Stated goal:
Find the number of lines in these records where the word "JSON" appears. Reply with that number and nothing more.

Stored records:
┏━━
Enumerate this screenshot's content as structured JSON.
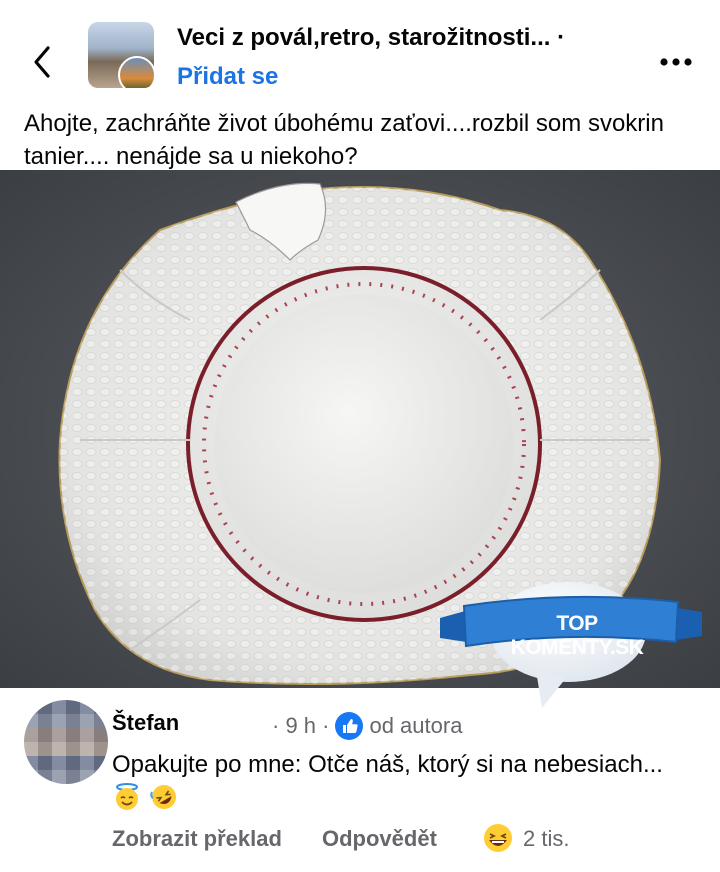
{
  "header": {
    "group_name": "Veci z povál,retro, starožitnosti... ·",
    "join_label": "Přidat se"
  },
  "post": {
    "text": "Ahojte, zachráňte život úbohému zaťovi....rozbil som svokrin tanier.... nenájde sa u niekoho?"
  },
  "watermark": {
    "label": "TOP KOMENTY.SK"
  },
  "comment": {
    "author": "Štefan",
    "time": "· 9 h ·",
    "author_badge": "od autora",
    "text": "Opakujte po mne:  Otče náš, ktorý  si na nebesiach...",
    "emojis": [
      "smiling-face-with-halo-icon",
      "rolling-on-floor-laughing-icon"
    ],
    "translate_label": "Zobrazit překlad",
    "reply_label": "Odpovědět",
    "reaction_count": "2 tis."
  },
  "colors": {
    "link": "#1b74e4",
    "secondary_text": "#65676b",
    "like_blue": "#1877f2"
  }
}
┗━━
┏━━
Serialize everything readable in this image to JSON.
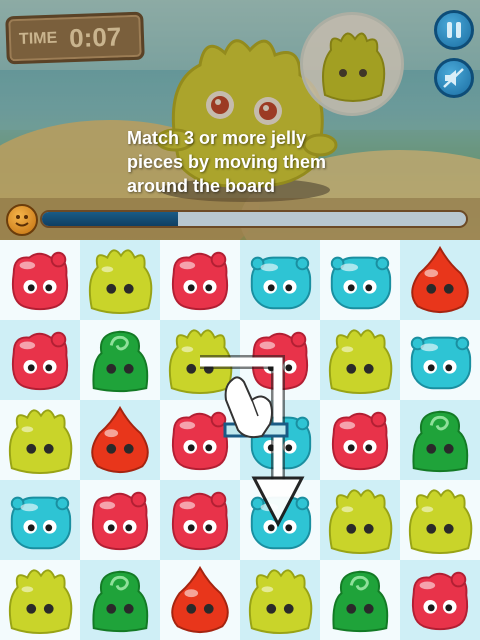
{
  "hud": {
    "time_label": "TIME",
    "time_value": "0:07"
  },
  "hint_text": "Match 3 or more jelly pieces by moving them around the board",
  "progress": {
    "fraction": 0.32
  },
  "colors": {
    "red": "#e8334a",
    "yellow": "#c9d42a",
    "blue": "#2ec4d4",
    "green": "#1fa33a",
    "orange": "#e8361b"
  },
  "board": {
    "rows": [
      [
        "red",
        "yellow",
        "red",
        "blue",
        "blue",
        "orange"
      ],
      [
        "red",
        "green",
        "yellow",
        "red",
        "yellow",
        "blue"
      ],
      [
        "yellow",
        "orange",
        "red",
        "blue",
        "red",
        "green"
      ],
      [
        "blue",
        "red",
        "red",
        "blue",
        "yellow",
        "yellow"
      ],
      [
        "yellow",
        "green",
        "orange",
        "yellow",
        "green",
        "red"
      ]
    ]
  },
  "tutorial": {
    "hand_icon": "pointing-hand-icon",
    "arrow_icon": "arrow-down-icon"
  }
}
┗━━
Worked answer:
2